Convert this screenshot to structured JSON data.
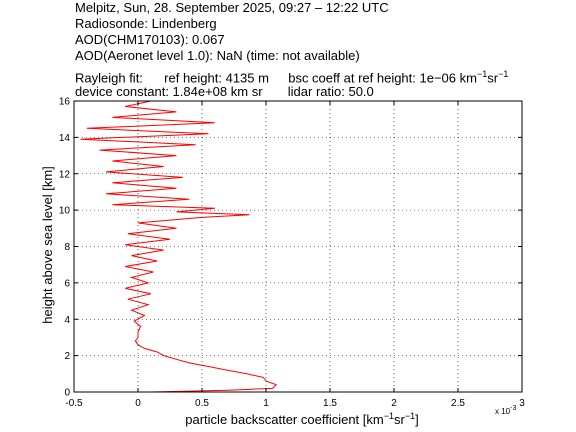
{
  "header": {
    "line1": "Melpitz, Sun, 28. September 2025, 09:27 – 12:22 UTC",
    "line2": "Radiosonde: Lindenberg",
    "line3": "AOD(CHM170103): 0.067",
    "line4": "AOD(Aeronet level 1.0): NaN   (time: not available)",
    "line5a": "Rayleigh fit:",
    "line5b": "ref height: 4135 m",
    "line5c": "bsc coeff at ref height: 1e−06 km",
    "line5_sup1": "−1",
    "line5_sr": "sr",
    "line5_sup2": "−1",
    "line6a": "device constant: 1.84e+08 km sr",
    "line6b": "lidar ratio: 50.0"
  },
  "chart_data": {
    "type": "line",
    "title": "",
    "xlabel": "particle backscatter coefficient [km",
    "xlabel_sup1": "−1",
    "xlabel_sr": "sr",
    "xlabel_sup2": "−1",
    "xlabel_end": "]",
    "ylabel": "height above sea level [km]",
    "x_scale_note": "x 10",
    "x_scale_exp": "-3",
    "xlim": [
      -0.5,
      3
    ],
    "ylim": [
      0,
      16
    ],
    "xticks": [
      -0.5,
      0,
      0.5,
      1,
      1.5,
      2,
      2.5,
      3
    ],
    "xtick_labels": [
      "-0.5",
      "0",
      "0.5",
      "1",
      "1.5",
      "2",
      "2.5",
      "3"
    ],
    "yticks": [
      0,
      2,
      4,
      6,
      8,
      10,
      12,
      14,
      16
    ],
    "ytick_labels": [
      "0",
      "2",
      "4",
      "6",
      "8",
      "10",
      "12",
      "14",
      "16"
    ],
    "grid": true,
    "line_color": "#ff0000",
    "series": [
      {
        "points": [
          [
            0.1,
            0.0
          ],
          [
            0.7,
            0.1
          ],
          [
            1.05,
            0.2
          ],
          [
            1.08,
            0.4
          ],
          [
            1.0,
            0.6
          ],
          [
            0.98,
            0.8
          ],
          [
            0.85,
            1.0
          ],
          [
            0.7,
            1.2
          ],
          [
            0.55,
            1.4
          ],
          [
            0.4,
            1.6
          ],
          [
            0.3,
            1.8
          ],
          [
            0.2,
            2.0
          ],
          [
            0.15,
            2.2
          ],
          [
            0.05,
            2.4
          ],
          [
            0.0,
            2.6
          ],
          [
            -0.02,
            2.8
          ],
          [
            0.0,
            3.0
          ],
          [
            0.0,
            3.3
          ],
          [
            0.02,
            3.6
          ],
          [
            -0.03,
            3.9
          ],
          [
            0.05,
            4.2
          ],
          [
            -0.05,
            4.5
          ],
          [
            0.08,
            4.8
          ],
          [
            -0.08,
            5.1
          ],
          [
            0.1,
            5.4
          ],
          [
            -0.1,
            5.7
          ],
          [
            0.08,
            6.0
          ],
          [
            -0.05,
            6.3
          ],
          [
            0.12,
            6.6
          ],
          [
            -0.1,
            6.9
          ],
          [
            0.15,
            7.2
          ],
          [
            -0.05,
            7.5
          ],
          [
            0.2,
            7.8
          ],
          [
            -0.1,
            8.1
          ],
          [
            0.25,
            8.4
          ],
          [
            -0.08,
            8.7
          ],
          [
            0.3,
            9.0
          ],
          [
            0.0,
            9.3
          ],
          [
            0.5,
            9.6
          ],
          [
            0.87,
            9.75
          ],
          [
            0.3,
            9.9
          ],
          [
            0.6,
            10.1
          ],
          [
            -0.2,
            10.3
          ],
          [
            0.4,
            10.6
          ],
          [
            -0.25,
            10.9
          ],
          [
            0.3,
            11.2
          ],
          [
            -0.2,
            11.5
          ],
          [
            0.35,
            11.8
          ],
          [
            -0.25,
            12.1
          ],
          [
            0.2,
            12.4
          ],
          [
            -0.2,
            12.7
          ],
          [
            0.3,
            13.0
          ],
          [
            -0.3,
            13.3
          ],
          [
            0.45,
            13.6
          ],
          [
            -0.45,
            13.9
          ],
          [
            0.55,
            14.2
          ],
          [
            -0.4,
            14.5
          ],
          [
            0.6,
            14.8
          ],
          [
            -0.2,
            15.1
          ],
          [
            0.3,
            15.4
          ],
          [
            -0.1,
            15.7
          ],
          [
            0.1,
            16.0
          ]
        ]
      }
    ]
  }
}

========================================

Set task: Report the number of lines holding the string "height", without any other words.

Finished exercise: 3